RECORDS PROVIDED:
▼

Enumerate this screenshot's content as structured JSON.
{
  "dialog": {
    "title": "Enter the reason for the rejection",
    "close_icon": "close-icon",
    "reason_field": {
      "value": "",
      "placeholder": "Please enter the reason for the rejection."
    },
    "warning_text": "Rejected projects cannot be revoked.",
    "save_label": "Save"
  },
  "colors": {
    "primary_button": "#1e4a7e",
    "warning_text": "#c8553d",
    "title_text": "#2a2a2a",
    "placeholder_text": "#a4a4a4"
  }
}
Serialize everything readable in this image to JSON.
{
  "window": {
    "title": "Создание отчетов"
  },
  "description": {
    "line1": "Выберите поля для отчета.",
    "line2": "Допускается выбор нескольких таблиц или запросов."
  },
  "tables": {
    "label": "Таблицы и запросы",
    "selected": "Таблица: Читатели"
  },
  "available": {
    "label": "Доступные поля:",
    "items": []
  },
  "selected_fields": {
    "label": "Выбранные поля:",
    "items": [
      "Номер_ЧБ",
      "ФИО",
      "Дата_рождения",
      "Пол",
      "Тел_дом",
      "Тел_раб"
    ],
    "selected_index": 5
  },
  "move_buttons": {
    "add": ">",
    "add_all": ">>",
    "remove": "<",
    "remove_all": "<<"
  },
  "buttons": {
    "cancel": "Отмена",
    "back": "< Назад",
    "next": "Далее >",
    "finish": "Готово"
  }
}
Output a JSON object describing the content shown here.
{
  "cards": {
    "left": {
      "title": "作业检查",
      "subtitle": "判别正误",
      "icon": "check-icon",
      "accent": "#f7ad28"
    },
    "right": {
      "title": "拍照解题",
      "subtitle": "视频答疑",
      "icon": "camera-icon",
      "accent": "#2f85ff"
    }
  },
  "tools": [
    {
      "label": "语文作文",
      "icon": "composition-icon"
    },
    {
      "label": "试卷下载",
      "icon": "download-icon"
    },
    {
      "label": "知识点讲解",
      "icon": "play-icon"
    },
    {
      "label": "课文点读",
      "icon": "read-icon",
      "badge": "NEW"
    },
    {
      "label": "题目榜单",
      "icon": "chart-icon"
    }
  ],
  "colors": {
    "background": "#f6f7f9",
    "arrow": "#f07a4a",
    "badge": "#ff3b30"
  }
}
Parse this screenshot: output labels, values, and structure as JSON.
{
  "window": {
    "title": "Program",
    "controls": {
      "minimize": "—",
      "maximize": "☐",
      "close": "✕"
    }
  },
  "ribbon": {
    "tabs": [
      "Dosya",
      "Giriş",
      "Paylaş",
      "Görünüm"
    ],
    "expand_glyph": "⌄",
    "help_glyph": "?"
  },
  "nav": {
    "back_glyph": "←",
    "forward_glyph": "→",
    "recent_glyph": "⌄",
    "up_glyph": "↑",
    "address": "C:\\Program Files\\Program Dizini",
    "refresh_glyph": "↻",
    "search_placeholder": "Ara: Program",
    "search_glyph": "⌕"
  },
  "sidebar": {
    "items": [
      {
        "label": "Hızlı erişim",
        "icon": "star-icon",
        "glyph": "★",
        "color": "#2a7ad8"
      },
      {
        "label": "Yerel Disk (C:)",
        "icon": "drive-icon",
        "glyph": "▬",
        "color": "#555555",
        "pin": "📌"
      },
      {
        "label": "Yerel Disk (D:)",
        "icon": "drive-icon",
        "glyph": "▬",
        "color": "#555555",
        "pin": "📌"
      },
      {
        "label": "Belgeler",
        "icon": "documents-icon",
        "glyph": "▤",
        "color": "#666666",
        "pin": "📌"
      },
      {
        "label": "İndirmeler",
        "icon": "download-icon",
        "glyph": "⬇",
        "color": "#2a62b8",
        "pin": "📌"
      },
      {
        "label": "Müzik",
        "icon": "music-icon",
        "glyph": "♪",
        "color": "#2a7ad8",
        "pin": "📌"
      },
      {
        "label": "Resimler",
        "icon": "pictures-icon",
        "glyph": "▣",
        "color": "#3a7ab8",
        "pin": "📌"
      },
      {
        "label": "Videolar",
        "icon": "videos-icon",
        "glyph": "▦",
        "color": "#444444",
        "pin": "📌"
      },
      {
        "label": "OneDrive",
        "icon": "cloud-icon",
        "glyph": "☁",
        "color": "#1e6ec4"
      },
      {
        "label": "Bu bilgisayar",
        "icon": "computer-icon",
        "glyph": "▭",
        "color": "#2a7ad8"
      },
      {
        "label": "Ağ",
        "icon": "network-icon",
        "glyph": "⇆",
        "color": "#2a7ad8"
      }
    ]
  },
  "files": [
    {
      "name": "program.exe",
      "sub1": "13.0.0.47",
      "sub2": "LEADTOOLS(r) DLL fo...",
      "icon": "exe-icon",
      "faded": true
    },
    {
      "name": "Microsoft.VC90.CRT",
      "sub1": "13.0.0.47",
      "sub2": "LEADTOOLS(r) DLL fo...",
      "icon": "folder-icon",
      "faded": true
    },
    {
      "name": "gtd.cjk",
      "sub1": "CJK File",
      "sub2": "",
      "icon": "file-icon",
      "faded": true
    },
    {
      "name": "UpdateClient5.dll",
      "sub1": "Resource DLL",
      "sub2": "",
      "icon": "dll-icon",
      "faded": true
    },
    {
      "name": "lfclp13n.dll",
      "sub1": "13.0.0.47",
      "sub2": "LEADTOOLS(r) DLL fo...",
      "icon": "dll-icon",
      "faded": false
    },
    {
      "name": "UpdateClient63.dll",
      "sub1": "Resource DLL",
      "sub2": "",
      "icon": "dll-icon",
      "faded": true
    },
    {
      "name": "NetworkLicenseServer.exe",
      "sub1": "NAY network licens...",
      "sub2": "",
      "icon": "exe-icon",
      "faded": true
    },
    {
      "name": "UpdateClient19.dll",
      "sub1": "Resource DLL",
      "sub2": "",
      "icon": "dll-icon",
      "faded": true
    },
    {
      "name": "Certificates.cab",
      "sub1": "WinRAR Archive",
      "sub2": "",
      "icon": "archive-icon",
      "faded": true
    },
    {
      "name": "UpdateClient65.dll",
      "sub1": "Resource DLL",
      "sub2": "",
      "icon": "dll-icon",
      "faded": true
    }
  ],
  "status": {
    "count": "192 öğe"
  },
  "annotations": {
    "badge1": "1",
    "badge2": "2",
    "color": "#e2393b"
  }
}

▲

PROBLEM DESCRIPTION:
Each record must be repeated exactly as it is.

SOLUTION TO THE EXERCISE:
Enumerate this screenshot's content as structured JSON.
{
  "dialog": {
    "title": "Enter the reason for the rejection",
    "close_icon": "close-icon",
    "reason_field": {
      "value": "",
      "placeholder": "Please enter the reason for the rejection."
    },
    "warning_text": "Rejected projects cannot be revoked.",
    "save_label": "Save"
  },
  "colors": {
    "primary_button": "#1e4a7e",
    "warning_text": "#c8553d",
    "title_text": "#2a2a2a",
    "placeholder_text": "#a4a4a4"
  }
}
Serialize everything readable in this image to JSON.
{
  "window": {
    "title": "Создание отчетов"
  },
  "description": {
    "line1": "Выберите поля для отчета.",
    "line2": "Допускается выбор нескольких таблиц или запросов."
  },
  "tables": {
    "label": "Таблицы и запросы",
    "selected": "Таблица: Читатели"
  },
  "available": {
    "label": "Доступные поля:",
    "items": []
  },
  "selected_fields": {
    "label": "Выбранные поля:",
    "items": [
      "Номер_ЧБ",
      "ФИО",
      "Дата_рождения",
      "Пол",
      "Тел_дом",
      "Тел_раб"
    ],
    "selected_index": 5
  },
  "move_buttons": {
    "add": ">",
    "add_all": ">>",
    "remove": "<",
    "remove_all": "<<"
  },
  "buttons": {
    "cancel": "Отмена",
    "back": "< Назад",
    "next": "Далее >",
    "finish": "Готово"
  }
}
Output a JSON object describing the content shown here.
{
  "cards": {
    "left": {
      "title": "作业检查",
      "subtitle": "判别正误",
      "icon": "check-icon",
      "accent": "#f7ad28"
    },
    "right": {
      "title": "拍照解题",
      "subtitle": "视频答疑",
      "icon": "camera-icon",
      "accent": "#2f85ff"
    }
  },
  "tools": [
    {
      "label": "语文作文",
      "icon": "composition-icon"
    },
    {
      "label": "试卷下载",
      "icon": "download-icon"
    },
    {
      "label": "知识点讲解",
      "icon": "play-icon"
    },
    {
      "label": "课文点读",
      "icon": "read-icon",
      "badge": "NEW"
    },
    {
      "label": "题目榜单",
      "icon": "chart-icon"
    }
  ],
  "colors": {
    "background": "#f6f7f9",
    "arrow": "#f07a4a",
    "badge": "#ff3b30"
  }
}
Parse this screenshot: output labels, values, and structure as JSON.
{
  "window": {
    "title": "Program",
    "controls": {
      "minimize": "—",
      "maximize": "☐",
      "close": "✕"
    }
  },
  "ribbon": {
    "tabs": [
      "Dosya",
      "Giriş",
      "Paylaş",
      "Görünüm"
    ],
    "expand_glyph": "⌄",
    "help_glyph": "?"
  },
  "nav": {
    "back_glyph": "←",
    "forward_glyph": "→",
    "recent_glyph": "⌄",
    "up_glyph": "↑",
    "address": "C:\\Program Files\\Program Dizini",
    "refresh_glyph": "↻",
    "search_placeholder": "Ara: Program",
    "search_glyph": "⌕"
  },
  "sidebar": {
    "items": [
      {
        "label": "Hızlı erişim",
        "icon": "star-icon",
        "glyph": "★",
        "color": "#2a7ad8"
      },
      {
        "label": "Yerel Disk (C:)",
        "icon": "drive-icon",
        "glyph": "▬",
        "color": "#555555",
        "pin": "📌"
      },
      {
        "label": "Yerel Disk (D:)",
        "icon": "drive-icon",
        "glyph": "▬",
        "color": "#555555",
        "pin": "📌"
      },
      {
        "label": "Belgeler",
        "icon": "documents-icon",
        "glyph": "▤",
        "color": "#666666",
        "pin": "📌"
      },
      {
        "label": "İndirmeler",
        "icon": "download-icon",
        "glyph": "⬇",
        "color": "#2a62b8",
        "pin": "📌"
      },
      {
        "label": "Müzik",
        "icon": "music-icon",
        "glyph": "♪",
        "color": "#2a7ad8",
        "pin": "📌"
      },
      {
        "label": "Resimler",
        "icon": "pictures-icon",
        "glyph": "▣",
        "color": "#3a7ab8",
        "pin": "📌"
      },
      {
        "label": "Videolar",
        "icon": "videos-icon",
        "glyph": "▦",
        "color": "#444444",
        "pin": "📌"
      },
      {
        "label": "OneDrive",
        "icon": "cloud-icon",
        "glyph": "☁",
        "color": "#1e6ec4"
      },
      {
        "label": "Bu bilgisayar",
        "icon": "computer-icon",
        "glyph": "▭",
        "color": "#2a7ad8"
      },
      {
        "label": "Ağ",
        "icon": "network-icon",
        "glyph": "⇆",
        "color": "#2a7ad8"
      }
    ]
  },
  "files": [
    {
      "name": "program.exe",
      "sub1": "13.0.0.47",
      "sub2": "LEADTOOLS(r) DLL fo...",
      "icon": "exe-icon",
      "faded": true
    },
    {
      "name": "Microsoft.VC90.CRT",
      "sub1": "13.0.0.47",
      "sub2": "LEADTOOLS(r) DLL fo...",
      "icon": "folder-icon",
      "faded": true
    },
    {
      "name": "gtd.cjk",
      "sub1": "CJK File",
      "sub2": "",
      "icon": "file-icon",
      "faded": true
    },
    {
      "name": "UpdateClient5.dll",
      "sub1": "Resource DLL",
      "sub2": "",
      "icon": "dll-icon",
      "faded": true
    },
    {
      "name": "lfclp13n.dll",
      "sub1": "13.0.0.47",
      "sub2": "LEADTOOLS(r) DLL fo...",
      "icon": "dll-icon",
      "faded": false
    },
    {
      "name": "UpdateClient63.dll",
      "sub1": "Resource DLL",
      "sub2": "",
      "icon": "dll-icon",
      "faded": true
    },
    {
      "name": "NetworkLicenseServer.exe",
      "sub1": "NAY network licens...",
      "sub2": "",
      "icon": "exe-icon",
      "faded": true
    },
    {
      "name": "UpdateClient19.dll",
      "sub1": "Resource DLL",
      "sub2": "",
      "icon": "dll-icon",
      "faded": true
    },
    {
      "name": "Certificates.cab",
      "sub1": "WinRAR Archive",
      "sub2": "",
      "icon": "archive-icon",
      "faded": true
    },
    {
      "name": "UpdateClient65.dll",
      "sub1": "Resource DLL",
      "sub2": "",
      "icon": "dll-icon",
      "faded": true
    }
  ],
  "status": {
    "count": "192 öğe"
  },
  "annotations": {
    "badge1": "1",
    "badge2": "2",
    "color": "#e2393b"
  }
}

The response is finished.